§ **Given instruction**
Images are not part of the copy; transcribe all the data exactly.
— BEGIN Exercise inputs —
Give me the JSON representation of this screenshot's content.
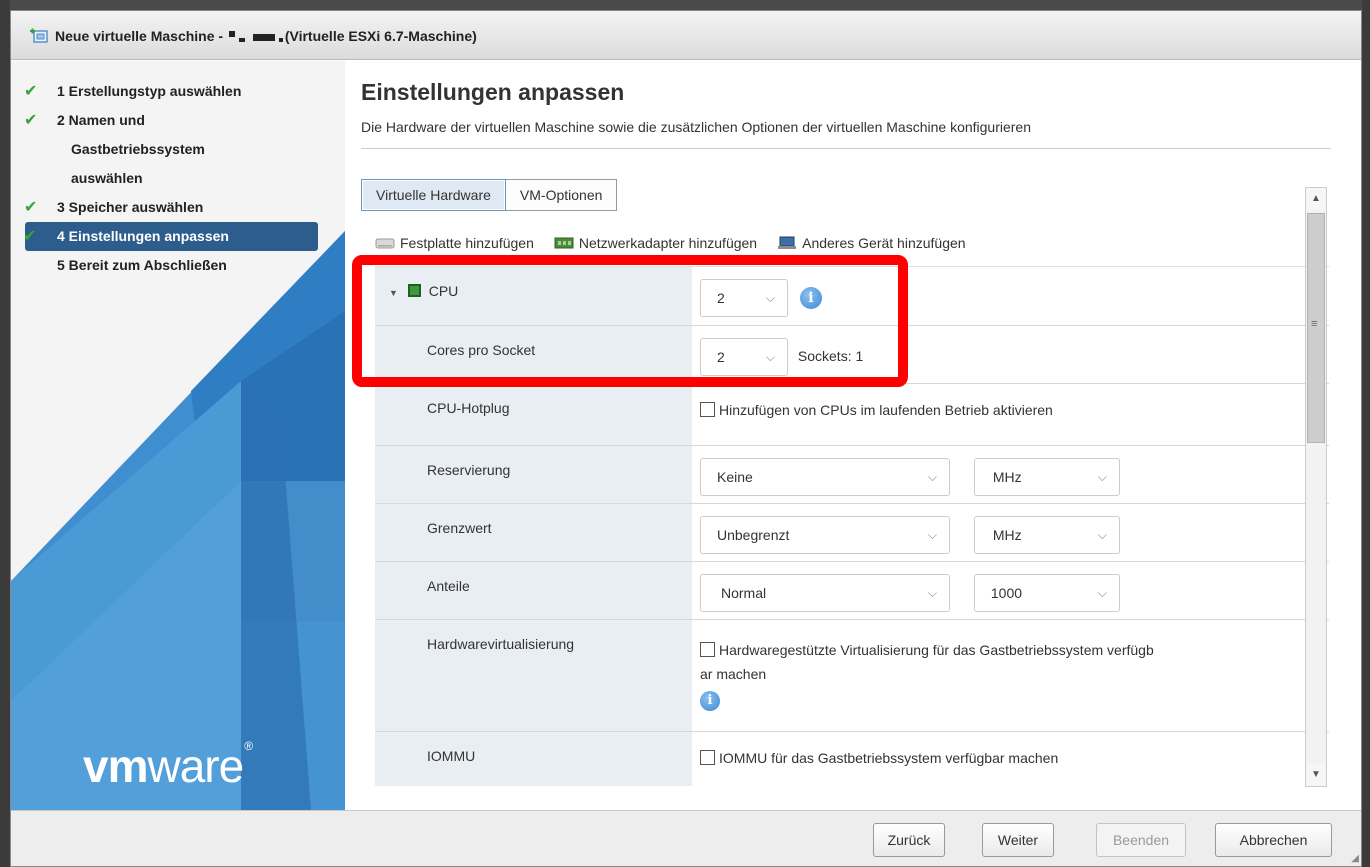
{
  "window": {
    "title_prefix": "Neue virtuelle Maschine -",
    "title_suffix": "(Virtuelle ESXi 6.7-Maschine)"
  },
  "sidebar": {
    "steps": [
      {
        "label": "1 Erstellungstyp auswählen",
        "done": true
      },
      {
        "label": "2 Namen und",
        "label_line2": "Gastbetriebssystem",
        "label_line3": "auswählen",
        "done": true
      },
      {
        "label": "3 Speicher auswählen",
        "done": true
      },
      {
        "label": "4 Einstellungen anpassen",
        "done": true,
        "active": true
      },
      {
        "label": "5 Bereit zum Abschließen",
        "done": false
      }
    ],
    "logo_bold": "vm",
    "logo_rest": "ware",
    "logo_reg": "®"
  },
  "main": {
    "title": "Einstellungen anpassen",
    "subtitle": "Die Hardware der virtuellen Maschine sowie die zusätzlichen Optionen der virtuellen Maschine konfigurieren",
    "tabs": [
      {
        "label": "Virtuelle Hardware",
        "active": true
      },
      {
        "label": "VM-Optionen",
        "active": false
      }
    ],
    "toolbar": {
      "add_disk": "Festplatte hinzufügen",
      "add_network": "Netzwerkadapter hinzufügen",
      "add_other": "Anderes Gerät hinzufügen"
    },
    "rows": {
      "cpu": {
        "label": "CPU",
        "value": "2"
      },
      "cores": {
        "label": "Cores pro Socket",
        "value": "2",
        "sockets": "Sockets: 1"
      },
      "hotplug": {
        "label": "CPU-Hotplug",
        "checkbox_label": "Hinzufügen von CPUs im laufenden Betrieb aktivieren"
      },
      "reservation": {
        "label": "Reservierung",
        "value": "Keine",
        "unit": "MHz"
      },
      "limit": {
        "label": "Grenzwert",
        "value": "Unbegrenzt",
        "unit": "MHz"
      },
      "shares": {
        "label": "Anteile",
        "value": "Normal",
        "amount": "1000"
      },
      "hwvirt": {
        "label": "Hardwarevirtualisierung",
        "checkbox_label_line1": "Hardwaregestützte Virtualisierung für das Gastbetriebssystem verfügb",
        "checkbox_label_line2": "ar machen"
      },
      "iommu": {
        "label": "IOMMU",
        "checkbox_label": "IOMMU für das Gastbetriebssystem verfügbar machen"
      }
    }
  },
  "footer": {
    "back": "Zurück",
    "next": "Weiter",
    "finish": "Beenden",
    "cancel": "Abbrechen"
  },
  "colors": {
    "highlight": "#ff0000",
    "active_step": "#2c5d8c",
    "check": "#3aa23a",
    "info": "#3b87d2"
  },
  "icons": {
    "info": "i",
    "chevron_down": "⌵",
    "check": "✔"
  }
}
— END Exercise inputs —
§ **Written response**
Give me the JSON representation of this screenshot's content.
{
  "window": {
    "title_prefix": "Neue virtuelle Maschine -",
    "title_suffix": "(Virtuelle ESXi 6.7-Maschine)"
  },
  "sidebar": {
    "steps": [
      {
        "label": "1 Erstellungstyp auswählen",
        "done": true
      },
      {
        "label": "2 Namen und",
        "label_line2": "Gastbetriebssystem",
        "label_line3": "auswählen",
        "done": true
      },
      {
        "label": "3 Speicher auswählen",
        "done": true
      },
      {
        "label": "4 Einstellungen anpassen",
        "done": true,
        "active": true
      },
      {
        "label": "5 Bereit zum Abschließen",
        "done": false
      }
    ],
    "logo_bold": "vm",
    "logo_rest": "ware",
    "logo_reg": "®"
  },
  "main": {
    "title": "Einstellungen anpassen",
    "subtitle": "Die Hardware der virtuellen Maschine sowie die zusätzlichen Optionen der virtuellen Maschine konfigurieren",
    "tabs": [
      {
        "label": "Virtuelle Hardware",
        "active": true
      },
      {
        "label": "VM-Optionen",
        "active": false
      }
    ],
    "toolbar": {
      "add_disk": "Festplatte hinzufügen",
      "add_network": "Netzwerkadapter hinzufügen",
      "add_other": "Anderes Gerät hinzufügen"
    },
    "rows": {
      "cpu": {
        "label": "CPU",
        "value": "2"
      },
      "cores": {
        "label": "Cores pro Socket",
        "value": "2",
        "sockets": "Sockets: 1"
      },
      "hotplug": {
        "label": "CPU-Hotplug",
        "checkbox_label": "Hinzufügen von CPUs im laufenden Betrieb aktivieren"
      },
      "reservation": {
        "label": "Reservierung",
        "value": "Keine",
        "unit": "MHz"
      },
      "limit": {
        "label": "Grenzwert",
        "value": "Unbegrenzt",
        "unit": "MHz"
      },
      "shares": {
        "label": "Anteile",
        "value": "Normal",
        "amount": "1000"
      },
      "hwvirt": {
        "label": "Hardwarevirtualisierung",
        "checkbox_label_line1": "Hardwaregestützte Virtualisierung für das Gastbetriebssystem verfügb",
        "checkbox_label_line2": "ar machen"
      },
      "iommu": {
        "label": "IOMMU",
        "checkbox_label": "IOMMU für das Gastbetriebssystem verfügbar machen"
      }
    }
  },
  "footer": {
    "back": "Zurück",
    "next": "Weiter",
    "finish": "Beenden",
    "cancel": "Abbrechen"
  },
  "colors": {
    "highlight": "#ff0000",
    "active_step": "#2c5d8c",
    "check": "#3aa23a",
    "info": "#3b87d2"
  },
  "icons": {
    "info": "i",
    "chevron_down": "⌵",
    "check": "✔"
  }
}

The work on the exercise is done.